> [Data shown]
▼
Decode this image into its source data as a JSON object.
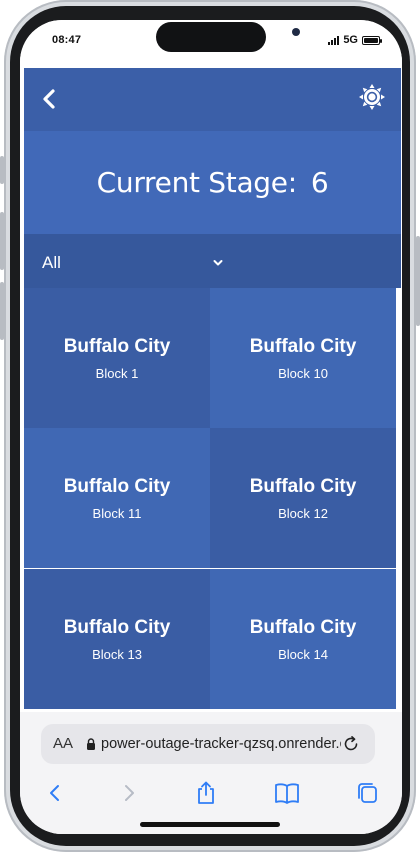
{
  "status": {
    "time": "08:47",
    "network": "5G"
  },
  "appbar": {
    "back_icon": "chevron-left-icon",
    "theme_icon": "sun-icon"
  },
  "stage": {
    "label": "Current Stage:",
    "value": "6"
  },
  "filter": {
    "selected": "All"
  },
  "blocks": [
    {
      "city": "Buffalo City",
      "block": "Block 1"
    },
    {
      "city": "Buffalo City",
      "block": "Block 10"
    },
    {
      "city": "Buffalo City",
      "block": "Block 11"
    },
    {
      "city": "Buffalo City",
      "block": "Block 12"
    },
    {
      "city": "Buffalo City",
      "block": "Block 13"
    },
    {
      "city": "Buffalo City",
      "block": "Block 14"
    }
  ],
  "browser": {
    "text_size": "AA",
    "url": "power-outage-tracker-qzsq.onrender.com"
  },
  "colors": {
    "appbar": "#3b5fa8",
    "stage": "#4169b8",
    "tile_dark": "#3a5da4",
    "tile_light": "#4068b4",
    "ios_blue": "#2f7df6"
  }
}
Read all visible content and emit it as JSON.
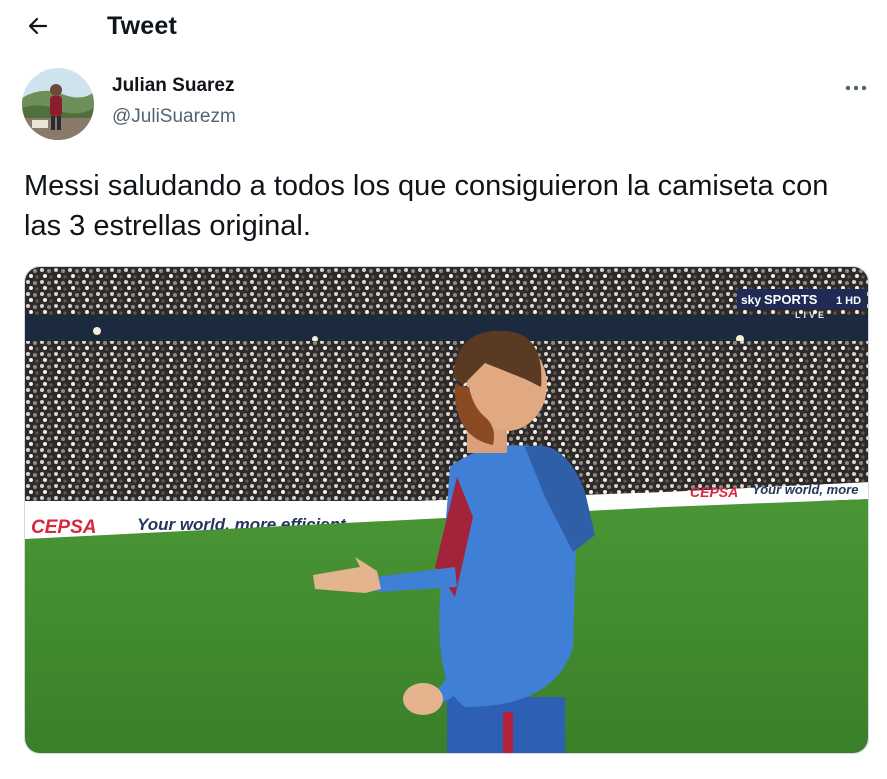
{
  "header": {
    "title": "Tweet",
    "back_icon": "arrow-left-icon"
  },
  "author": {
    "display_name": "Julian Suarez",
    "handle": "@JuliSuarezm",
    "avatar_icon": "user-avatar"
  },
  "tweet": {
    "text": "Messi saludando a todos los que consiguieron la camiseta con las 3 estrellas original.",
    "more_icon": "more-horizontal-icon"
  },
  "media": {
    "broadcaster": "SPORTS",
    "broadcaster_prefix": "sky",
    "channel": "1 HD",
    "live": "LIVE",
    "board_left_brand": "CEPSA",
    "board_left_slogan": "Your world, more efficient",
    "board_right_brand": "CEPSA",
    "board_right_slogan": "Your world, more"
  },
  "colors": {
    "text_primary": "#0f1419",
    "text_secondary": "#536471",
    "pitch": "#3f8a2e",
    "kit_blue": "#3f7fd6",
    "board_red": "#d7263d"
  }
}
▲
> [Task objective]
Print the listing above in full, exactly as written. Omit any pictures.

> [Written solution]
Decode this image into its source data as a JSON object.
{
  "status": {
    "time": "08:47",
    "network": "5G"
  },
  "appbar": {
    "back_icon": "chevron-left-icon",
    "theme_icon": "sun-icon"
  },
  "stage": {
    "label": "Current Stage:",
    "value": "6"
  },
  "filter": {
    "selected": "All"
  },
  "blocks": [
    {
      "city": "Buffalo City",
      "block": "Block 1"
    },
    {
      "city": "Buffalo City",
      "block": "Block 10"
    },
    {
      "city": "Buffalo City",
      "block": "Block 11"
    },
    {
      "city": "Buffalo City",
      "block": "Block 12"
    },
    {
      "city": "Buffalo City",
      "block": "Block 13"
    },
    {
      "city": "Buffalo City",
      "block": "Block 14"
    }
  ],
  "browser": {
    "text_size": "AA",
    "url": "power-outage-tracker-qzsq.onrender.com"
  },
  "colors": {
    "appbar": "#3b5fa8",
    "stage": "#4169b8",
    "tile_dark": "#3a5da4",
    "tile_light": "#4068b4",
    "ios_blue": "#2f7df6"
  }
}
Read all visible content and emit it as JSON.
{
  "header": {
    "title": "Tweet",
    "back_icon": "arrow-left-icon"
  },
  "author": {
    "display_name": "Julian Suarez",
    "handle": "@JuliSuarezm",
    "avatar_icon": "user-avatar"
  },
  "tweet": {
    "text": "Messi saludando a todos los que consiguieron la camiseta con las 3 estrellas original.",
    "more_icon": "more-horizontal-icon"
  },
  "media": {
    "broadcaster": "SPORTS",
    "broadcaster_prefix": "sky",
    "channel": "1 HD",
    "live": "LIVE",
    "board_left_brand": "CEPSA",
    "board_left_slogan": "Your world, more efficient",
    "board_right_brand": "CEPSA",
    "board_right_slogan": "Your world, more"
  },
  "colors": {
    "text_primary": "#0f1419",
    "text_secondary": "#536471",
    "pitch": "#3f8a2e",
    "kit_blue": "#3f7fd6",
    "board_red": "#d7263d"
  }
}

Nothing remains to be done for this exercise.